Your task is to output the entries below word for word.
## start
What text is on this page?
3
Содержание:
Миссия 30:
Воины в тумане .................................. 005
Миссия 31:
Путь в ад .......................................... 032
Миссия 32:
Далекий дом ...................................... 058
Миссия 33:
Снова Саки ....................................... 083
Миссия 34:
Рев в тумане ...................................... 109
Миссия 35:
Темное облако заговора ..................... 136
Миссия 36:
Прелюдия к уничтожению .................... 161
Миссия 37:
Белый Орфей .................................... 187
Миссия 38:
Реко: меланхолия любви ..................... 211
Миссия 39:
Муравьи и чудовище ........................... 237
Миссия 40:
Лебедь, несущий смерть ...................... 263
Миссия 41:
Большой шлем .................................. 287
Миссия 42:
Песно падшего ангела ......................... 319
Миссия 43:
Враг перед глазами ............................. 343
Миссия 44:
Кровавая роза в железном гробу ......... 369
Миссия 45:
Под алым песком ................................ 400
## end
Expected output =>
What text is on this page?
3
Содержание:
Миссия 30:
Воины в тумане .................................. 005
Миссия 31:
Путь в ад .......................................... 032
Миссия 32:
Далекий дом ...................................... 058
Миссия 33:
Снова Саки ....................................... 083
Миссия 34:
Рев в тумане ...................................... 109
Миссия 35:
Темное облако заговора ..................... 136
Миссия 36:
Прелюдия к уничтожению .................... 161
Миссия 37:
Белый Орфей .................................... 187
Миссия 38:
Реко: меланхолия любви ..................... 211
Миссия 39:
Муравьи и чудовище ........................... 237
Миссия 40:
Лебедь, несущий смерть ...................... 263
Миссия 41:
Большой шлем .................................. 287
Миссия 42:
Песно падшего ангела ......................... 319
Миссия 43:
Враг перед глазами ............................. 343
Миссия 44:
Кровавая роза в железном гробу ......... 369
Миссия 45:
Под алым песком ................................ 400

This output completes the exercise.